Set problem =>
Scan the data below. Pull out each line where "name" occurs.

═════ The input ═════

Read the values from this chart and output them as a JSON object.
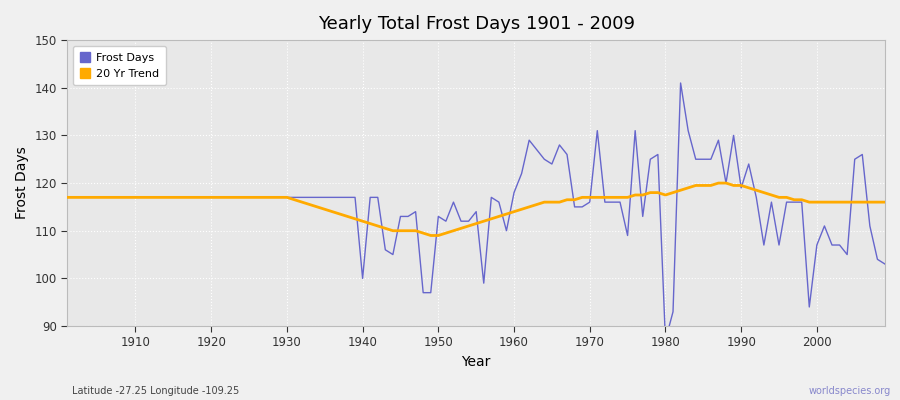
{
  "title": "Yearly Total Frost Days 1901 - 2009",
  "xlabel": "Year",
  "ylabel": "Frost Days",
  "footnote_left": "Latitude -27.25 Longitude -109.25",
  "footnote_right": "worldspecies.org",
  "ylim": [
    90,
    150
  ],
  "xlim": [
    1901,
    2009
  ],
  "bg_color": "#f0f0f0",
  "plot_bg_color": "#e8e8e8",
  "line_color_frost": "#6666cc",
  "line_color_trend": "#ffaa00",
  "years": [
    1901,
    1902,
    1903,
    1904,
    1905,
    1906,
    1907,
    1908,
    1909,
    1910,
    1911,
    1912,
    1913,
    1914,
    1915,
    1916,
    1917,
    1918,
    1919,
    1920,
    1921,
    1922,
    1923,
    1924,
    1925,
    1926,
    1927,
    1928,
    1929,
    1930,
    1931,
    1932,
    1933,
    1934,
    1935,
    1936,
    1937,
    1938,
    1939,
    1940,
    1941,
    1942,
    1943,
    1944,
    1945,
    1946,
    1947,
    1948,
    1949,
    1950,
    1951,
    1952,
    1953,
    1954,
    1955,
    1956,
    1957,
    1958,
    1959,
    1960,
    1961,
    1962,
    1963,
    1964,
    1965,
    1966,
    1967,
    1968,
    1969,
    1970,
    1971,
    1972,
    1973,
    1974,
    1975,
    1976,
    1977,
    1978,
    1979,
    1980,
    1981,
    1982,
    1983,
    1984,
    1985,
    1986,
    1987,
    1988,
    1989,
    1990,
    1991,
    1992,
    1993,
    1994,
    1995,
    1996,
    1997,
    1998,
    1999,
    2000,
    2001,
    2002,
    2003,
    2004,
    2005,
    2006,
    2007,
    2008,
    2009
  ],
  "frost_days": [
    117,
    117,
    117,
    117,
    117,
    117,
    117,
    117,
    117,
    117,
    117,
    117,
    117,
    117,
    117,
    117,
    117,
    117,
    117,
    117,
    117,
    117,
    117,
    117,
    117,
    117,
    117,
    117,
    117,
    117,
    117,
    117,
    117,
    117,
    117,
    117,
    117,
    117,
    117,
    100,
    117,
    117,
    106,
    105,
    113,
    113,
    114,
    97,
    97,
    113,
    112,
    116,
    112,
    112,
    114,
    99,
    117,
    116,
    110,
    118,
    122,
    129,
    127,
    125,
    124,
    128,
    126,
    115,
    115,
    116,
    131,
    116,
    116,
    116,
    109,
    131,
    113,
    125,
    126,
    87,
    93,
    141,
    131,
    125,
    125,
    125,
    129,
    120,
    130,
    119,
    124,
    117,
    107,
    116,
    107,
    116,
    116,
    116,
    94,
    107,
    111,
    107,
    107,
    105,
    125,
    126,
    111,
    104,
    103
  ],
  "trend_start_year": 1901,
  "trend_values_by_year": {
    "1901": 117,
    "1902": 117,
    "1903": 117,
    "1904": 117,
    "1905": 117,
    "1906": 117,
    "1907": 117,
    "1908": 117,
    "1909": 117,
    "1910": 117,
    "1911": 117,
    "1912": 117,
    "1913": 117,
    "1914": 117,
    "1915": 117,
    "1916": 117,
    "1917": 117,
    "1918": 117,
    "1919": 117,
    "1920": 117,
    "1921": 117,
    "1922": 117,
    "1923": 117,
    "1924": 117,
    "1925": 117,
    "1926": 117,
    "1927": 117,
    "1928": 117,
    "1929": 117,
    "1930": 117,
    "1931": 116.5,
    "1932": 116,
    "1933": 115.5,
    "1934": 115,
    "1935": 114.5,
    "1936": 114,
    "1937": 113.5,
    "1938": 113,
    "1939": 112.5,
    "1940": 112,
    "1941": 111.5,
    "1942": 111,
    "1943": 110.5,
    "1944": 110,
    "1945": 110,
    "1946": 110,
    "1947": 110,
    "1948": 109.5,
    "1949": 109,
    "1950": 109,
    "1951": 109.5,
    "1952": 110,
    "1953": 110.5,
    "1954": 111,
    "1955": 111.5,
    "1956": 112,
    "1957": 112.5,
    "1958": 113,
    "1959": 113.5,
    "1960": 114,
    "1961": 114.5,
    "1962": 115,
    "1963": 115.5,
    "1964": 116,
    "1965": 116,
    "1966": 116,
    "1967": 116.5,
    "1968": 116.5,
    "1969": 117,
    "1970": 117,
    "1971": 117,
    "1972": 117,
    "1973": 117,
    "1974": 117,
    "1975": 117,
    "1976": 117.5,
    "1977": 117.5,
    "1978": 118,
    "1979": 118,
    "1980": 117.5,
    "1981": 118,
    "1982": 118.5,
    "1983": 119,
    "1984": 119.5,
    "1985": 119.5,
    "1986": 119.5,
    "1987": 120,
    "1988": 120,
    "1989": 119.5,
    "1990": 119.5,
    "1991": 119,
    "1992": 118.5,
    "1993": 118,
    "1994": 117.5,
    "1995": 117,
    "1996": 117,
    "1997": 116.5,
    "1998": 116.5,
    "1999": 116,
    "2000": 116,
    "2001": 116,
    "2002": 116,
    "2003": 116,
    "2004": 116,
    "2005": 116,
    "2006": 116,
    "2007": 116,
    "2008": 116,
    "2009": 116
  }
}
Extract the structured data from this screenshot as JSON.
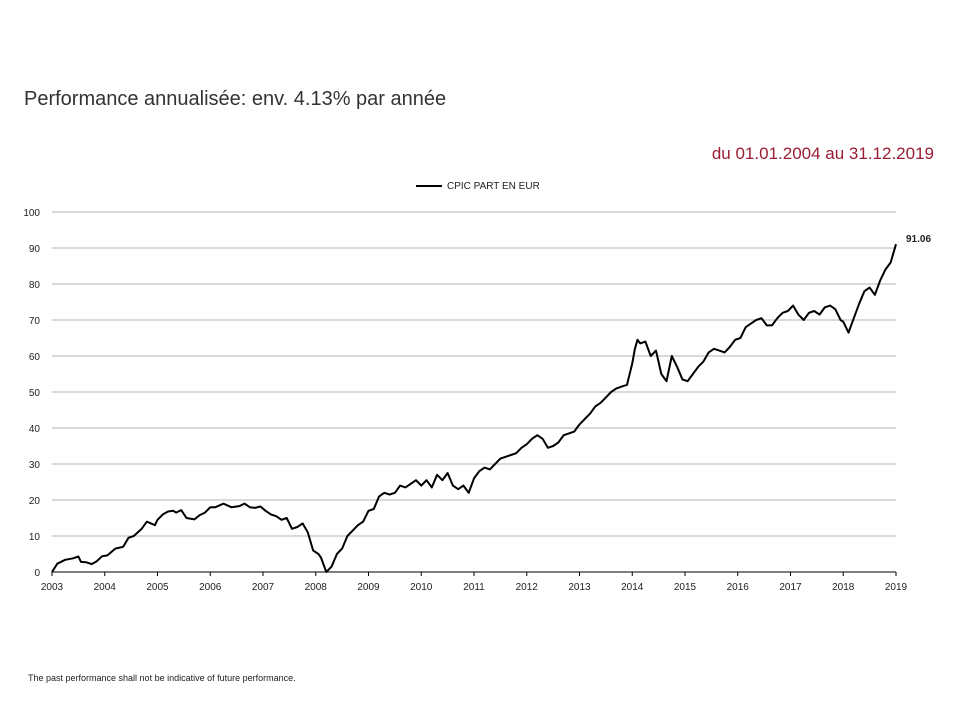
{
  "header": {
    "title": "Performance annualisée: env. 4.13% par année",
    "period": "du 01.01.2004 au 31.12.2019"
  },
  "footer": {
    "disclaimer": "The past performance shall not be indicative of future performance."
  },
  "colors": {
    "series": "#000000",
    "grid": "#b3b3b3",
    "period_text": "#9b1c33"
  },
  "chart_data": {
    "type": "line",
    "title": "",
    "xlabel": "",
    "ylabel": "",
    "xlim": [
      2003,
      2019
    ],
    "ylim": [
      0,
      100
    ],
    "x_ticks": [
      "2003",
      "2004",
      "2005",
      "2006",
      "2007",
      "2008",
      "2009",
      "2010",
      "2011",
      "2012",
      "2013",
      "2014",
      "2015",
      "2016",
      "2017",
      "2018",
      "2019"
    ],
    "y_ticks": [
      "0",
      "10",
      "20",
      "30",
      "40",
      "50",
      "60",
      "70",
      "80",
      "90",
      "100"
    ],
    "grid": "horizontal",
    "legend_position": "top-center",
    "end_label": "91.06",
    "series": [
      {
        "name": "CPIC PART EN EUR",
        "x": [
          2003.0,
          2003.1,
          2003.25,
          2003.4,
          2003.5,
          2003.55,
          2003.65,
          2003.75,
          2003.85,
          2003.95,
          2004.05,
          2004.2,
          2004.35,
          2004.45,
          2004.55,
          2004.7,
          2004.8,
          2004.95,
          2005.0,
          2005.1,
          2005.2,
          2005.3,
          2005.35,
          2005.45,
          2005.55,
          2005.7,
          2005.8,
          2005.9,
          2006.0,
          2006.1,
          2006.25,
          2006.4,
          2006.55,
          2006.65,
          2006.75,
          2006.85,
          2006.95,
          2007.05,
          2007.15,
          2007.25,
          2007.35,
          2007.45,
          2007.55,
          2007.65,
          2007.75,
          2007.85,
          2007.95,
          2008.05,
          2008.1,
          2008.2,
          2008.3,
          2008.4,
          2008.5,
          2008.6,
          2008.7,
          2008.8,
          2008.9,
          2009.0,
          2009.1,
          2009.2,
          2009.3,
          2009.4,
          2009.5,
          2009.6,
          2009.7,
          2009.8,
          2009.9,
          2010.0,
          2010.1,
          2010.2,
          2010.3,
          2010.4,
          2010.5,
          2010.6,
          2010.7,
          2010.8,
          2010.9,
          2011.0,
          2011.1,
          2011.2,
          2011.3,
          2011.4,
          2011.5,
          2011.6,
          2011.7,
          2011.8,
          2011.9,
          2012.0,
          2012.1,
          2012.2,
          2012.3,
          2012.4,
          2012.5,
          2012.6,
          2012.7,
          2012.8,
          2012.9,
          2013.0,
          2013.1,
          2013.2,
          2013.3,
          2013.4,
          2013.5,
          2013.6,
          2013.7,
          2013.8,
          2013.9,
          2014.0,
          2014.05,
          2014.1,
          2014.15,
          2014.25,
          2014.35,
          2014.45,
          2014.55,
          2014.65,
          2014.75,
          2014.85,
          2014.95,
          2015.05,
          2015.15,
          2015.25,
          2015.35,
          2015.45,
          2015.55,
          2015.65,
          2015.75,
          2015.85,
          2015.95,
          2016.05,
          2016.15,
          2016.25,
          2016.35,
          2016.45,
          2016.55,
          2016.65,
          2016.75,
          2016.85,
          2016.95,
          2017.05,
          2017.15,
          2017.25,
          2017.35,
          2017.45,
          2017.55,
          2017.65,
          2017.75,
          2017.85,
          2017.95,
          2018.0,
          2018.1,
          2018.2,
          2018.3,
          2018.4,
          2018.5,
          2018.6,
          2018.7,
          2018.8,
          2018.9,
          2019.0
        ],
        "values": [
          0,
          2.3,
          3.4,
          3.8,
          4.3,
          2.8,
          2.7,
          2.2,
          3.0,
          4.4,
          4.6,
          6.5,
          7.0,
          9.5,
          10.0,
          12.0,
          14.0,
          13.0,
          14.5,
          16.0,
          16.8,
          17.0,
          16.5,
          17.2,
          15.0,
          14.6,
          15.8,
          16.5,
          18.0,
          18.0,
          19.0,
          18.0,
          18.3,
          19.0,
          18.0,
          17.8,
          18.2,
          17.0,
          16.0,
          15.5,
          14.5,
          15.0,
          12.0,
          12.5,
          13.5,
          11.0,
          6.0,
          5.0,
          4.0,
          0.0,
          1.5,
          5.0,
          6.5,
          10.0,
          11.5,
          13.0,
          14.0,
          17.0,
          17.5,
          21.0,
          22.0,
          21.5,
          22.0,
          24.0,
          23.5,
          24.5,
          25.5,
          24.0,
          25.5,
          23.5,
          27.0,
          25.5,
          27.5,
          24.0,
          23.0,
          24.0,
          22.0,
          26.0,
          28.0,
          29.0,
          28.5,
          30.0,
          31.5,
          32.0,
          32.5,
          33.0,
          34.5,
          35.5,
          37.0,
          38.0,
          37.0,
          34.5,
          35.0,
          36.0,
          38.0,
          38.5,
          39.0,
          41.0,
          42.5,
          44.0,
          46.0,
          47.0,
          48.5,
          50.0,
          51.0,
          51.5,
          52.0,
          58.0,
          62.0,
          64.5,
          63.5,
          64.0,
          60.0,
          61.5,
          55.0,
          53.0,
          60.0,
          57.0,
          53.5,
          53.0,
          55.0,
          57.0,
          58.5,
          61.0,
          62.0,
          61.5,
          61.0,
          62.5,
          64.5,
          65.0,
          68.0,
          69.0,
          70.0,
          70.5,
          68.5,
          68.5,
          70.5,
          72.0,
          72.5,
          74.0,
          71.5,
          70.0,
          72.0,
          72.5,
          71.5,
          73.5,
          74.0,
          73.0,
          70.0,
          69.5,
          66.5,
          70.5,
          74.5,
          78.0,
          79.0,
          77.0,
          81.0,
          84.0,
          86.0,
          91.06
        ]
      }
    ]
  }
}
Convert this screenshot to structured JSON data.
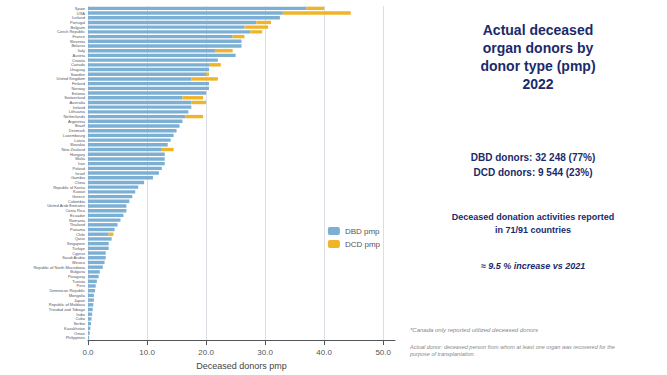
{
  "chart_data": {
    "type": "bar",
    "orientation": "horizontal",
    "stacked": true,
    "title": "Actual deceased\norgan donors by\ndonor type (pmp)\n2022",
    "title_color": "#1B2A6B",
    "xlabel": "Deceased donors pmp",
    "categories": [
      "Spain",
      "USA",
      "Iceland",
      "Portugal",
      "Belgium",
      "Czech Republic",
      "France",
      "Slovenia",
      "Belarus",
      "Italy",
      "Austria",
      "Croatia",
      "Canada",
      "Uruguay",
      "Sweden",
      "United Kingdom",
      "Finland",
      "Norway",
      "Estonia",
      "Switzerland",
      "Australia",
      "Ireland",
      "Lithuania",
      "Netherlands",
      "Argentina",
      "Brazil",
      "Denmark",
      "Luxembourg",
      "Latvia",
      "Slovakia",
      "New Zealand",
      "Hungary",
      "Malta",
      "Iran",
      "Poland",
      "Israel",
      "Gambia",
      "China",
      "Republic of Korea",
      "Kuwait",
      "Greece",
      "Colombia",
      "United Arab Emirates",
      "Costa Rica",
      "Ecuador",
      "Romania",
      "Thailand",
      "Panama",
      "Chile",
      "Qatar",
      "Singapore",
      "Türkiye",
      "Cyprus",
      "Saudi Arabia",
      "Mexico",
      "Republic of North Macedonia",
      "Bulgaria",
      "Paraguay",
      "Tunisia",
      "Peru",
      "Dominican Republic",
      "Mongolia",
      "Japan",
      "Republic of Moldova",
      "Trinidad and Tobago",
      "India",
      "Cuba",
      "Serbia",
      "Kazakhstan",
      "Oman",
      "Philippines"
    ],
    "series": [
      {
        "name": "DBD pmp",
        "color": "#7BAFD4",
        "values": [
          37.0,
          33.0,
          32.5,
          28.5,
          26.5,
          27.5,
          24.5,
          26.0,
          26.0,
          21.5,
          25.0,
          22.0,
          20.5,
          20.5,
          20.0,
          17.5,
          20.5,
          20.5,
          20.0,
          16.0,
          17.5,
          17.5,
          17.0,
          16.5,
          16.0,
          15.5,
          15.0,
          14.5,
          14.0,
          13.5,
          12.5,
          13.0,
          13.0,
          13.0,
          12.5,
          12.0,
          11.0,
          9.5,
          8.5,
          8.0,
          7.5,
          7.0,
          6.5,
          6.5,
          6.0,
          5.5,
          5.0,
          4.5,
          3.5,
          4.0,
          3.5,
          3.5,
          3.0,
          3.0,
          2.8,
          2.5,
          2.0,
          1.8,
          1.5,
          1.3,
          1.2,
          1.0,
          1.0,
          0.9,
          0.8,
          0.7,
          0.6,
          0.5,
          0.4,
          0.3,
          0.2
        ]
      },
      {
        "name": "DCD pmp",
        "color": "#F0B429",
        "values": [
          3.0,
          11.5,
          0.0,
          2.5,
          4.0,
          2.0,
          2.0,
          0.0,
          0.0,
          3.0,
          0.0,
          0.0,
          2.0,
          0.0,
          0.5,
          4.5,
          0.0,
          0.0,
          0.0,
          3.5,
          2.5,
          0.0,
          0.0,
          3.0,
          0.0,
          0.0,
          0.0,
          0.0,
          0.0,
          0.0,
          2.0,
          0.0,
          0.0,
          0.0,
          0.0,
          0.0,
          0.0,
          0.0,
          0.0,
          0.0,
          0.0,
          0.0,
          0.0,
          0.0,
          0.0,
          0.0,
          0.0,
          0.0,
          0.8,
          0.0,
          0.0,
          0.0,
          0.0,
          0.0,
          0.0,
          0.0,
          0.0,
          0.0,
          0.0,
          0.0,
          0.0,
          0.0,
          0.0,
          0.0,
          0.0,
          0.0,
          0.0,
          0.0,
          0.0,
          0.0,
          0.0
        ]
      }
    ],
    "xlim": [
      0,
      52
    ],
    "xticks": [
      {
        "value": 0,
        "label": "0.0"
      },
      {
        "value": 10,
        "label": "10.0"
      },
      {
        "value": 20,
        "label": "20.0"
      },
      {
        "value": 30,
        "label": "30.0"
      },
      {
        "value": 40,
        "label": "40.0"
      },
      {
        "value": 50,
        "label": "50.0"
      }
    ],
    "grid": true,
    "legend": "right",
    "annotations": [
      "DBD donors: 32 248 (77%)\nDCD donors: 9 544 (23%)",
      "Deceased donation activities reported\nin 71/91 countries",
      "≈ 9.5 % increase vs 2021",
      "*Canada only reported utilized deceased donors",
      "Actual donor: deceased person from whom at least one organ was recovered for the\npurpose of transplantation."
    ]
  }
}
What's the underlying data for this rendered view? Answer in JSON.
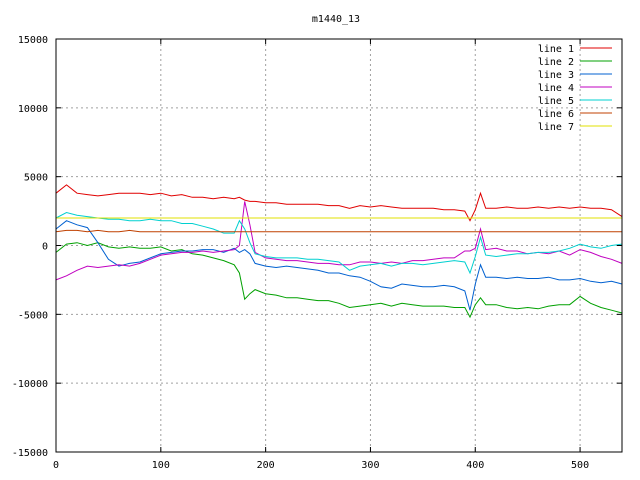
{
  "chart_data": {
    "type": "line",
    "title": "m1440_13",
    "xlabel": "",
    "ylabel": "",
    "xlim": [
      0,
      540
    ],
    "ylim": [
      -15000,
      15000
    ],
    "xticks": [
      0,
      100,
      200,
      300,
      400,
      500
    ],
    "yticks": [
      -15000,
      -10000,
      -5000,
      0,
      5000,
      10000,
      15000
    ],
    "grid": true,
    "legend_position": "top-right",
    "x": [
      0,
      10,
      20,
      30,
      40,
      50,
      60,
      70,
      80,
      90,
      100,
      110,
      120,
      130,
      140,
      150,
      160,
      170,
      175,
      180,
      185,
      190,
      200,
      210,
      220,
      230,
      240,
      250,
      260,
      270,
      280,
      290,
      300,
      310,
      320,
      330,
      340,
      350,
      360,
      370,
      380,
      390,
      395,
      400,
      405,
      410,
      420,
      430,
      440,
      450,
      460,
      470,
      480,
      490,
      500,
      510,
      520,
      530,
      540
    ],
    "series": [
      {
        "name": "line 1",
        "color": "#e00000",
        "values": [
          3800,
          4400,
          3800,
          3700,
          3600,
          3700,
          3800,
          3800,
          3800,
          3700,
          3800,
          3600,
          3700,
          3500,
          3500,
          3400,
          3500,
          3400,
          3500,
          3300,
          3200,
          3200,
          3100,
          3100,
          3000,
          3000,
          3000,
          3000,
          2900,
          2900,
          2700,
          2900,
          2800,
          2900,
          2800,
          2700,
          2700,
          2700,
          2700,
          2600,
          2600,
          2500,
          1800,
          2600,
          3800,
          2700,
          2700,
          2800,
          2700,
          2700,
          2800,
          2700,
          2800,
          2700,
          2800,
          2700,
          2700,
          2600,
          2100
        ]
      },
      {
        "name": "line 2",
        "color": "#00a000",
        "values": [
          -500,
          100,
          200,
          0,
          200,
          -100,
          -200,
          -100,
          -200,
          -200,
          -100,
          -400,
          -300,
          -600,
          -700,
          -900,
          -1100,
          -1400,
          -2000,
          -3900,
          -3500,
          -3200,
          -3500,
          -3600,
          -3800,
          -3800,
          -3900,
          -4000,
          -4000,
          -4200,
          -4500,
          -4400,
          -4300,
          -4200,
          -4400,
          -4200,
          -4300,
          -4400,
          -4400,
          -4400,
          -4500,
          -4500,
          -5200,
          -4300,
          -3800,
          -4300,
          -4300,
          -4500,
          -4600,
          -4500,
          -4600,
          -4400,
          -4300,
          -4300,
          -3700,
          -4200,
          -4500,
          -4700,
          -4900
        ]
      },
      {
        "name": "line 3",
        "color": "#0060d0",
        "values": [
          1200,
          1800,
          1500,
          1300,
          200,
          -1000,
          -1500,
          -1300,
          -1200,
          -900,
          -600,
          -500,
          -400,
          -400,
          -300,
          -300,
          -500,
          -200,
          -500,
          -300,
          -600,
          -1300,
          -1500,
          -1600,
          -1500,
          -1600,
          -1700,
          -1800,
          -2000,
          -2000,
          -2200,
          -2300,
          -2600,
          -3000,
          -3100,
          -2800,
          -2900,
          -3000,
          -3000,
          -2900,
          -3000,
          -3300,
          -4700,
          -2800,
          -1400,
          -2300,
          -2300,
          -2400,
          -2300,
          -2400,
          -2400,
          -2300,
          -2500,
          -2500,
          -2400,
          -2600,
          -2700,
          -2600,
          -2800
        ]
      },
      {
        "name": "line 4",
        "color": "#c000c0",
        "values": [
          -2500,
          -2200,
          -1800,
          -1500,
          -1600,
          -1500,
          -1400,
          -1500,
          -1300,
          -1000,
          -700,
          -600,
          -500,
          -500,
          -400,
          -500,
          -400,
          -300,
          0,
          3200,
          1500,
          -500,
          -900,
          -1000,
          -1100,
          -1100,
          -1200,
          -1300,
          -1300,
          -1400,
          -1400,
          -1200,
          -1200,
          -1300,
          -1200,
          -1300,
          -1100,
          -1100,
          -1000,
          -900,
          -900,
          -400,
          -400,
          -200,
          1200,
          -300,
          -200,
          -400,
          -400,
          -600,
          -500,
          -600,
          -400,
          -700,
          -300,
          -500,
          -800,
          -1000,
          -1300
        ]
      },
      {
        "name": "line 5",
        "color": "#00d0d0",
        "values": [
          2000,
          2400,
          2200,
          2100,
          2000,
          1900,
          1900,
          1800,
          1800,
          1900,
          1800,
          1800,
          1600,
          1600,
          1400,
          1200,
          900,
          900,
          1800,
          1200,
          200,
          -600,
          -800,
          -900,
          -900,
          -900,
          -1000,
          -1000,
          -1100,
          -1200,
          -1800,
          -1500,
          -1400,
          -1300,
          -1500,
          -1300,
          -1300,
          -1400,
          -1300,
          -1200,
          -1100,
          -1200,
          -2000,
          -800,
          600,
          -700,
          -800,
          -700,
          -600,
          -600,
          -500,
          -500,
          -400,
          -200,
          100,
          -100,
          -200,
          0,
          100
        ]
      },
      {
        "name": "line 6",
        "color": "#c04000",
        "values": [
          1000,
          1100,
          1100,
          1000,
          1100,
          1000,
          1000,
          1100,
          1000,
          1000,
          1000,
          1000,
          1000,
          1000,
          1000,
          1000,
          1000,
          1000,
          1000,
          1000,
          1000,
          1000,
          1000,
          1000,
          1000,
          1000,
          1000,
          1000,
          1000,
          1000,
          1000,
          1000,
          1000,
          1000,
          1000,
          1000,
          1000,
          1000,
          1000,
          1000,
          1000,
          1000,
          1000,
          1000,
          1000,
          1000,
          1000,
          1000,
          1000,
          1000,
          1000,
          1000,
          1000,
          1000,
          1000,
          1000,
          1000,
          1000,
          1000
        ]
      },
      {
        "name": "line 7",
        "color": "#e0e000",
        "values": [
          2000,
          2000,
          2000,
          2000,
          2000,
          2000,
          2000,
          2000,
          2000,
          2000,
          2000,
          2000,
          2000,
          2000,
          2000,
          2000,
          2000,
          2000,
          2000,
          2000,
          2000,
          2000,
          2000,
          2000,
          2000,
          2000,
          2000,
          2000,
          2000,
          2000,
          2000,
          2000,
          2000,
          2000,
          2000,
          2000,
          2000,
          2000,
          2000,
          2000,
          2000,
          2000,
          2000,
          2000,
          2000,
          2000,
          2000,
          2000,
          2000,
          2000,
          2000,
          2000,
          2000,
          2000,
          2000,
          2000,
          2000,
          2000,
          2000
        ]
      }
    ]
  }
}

═════

Task result =>
        "name": "CPIC PART EN EUR",
        "name": "DBD pmp",
        "name": "DCD pmp",
        "name": "line 1",
        "name": "line 2",
        "name": "line 3",
        "name": "line 4",
        "name": "line 5",
        "name": "line 6",
        "name": "line 7",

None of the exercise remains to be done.